**** Record excerpts

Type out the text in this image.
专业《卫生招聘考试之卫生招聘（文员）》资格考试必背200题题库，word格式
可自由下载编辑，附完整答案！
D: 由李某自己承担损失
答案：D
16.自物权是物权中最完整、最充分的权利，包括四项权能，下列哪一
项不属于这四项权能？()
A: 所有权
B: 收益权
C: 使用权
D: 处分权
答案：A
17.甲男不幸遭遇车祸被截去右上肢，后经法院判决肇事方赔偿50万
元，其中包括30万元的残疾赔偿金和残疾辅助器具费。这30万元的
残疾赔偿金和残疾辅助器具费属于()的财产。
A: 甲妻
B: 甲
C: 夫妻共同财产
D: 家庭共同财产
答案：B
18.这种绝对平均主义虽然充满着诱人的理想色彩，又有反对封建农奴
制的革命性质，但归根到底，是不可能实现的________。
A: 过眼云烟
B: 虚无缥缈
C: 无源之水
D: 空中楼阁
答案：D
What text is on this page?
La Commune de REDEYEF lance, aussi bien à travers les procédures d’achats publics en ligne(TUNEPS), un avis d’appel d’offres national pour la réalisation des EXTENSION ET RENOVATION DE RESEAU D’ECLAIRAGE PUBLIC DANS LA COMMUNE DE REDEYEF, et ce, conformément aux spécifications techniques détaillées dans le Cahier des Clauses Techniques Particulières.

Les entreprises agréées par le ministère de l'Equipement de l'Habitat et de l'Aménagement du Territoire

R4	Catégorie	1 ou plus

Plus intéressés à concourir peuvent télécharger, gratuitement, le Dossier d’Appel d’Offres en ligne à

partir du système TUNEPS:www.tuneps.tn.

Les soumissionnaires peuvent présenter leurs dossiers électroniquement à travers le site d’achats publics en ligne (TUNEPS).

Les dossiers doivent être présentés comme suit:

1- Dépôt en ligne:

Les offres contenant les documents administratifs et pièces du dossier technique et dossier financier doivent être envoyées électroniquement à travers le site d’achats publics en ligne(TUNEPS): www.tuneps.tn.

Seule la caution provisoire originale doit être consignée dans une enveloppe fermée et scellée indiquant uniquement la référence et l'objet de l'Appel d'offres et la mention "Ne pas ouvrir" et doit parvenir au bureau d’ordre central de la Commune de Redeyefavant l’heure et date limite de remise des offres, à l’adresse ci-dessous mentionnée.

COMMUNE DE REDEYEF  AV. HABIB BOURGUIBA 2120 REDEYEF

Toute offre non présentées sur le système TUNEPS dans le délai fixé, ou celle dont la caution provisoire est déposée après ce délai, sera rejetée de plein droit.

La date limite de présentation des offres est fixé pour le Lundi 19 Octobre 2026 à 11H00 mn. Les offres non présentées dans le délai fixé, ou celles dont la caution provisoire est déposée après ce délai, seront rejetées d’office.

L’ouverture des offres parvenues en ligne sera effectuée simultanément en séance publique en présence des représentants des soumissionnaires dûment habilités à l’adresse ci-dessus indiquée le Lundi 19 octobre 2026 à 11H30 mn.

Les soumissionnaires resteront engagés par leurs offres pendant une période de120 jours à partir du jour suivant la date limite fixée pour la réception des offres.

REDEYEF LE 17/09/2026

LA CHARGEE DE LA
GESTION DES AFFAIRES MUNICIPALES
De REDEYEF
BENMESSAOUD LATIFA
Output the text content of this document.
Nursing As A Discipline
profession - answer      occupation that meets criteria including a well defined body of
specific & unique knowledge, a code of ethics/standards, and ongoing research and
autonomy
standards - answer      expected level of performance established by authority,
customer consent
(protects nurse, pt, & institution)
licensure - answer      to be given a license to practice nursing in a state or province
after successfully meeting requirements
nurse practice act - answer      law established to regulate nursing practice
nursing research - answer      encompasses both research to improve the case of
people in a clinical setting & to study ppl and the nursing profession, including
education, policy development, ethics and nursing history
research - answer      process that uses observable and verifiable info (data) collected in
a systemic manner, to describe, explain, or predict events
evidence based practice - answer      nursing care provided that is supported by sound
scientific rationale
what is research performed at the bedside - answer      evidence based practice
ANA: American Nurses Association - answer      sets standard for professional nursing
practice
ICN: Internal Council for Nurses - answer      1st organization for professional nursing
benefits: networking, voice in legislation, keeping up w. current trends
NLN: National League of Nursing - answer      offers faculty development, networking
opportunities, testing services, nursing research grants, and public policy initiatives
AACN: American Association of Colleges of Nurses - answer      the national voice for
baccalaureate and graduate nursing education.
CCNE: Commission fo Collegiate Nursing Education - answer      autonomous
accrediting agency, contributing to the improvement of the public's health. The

********

__What is expected__. Read through the lines above and collect those that contain the string "site".

__Output of the task__.
Les soumissionnaires peuvent présenter leurs dossiers électroniquement à travers le site d’achats publics en ligne (TUNEPS).
Les offres contenant les documents administratifs et pièces du dossier technique et dossier financier doivent être envoyées électroniquement à travers le site d’achats publics en ligne(TUNEPS): www.tuneps.tn.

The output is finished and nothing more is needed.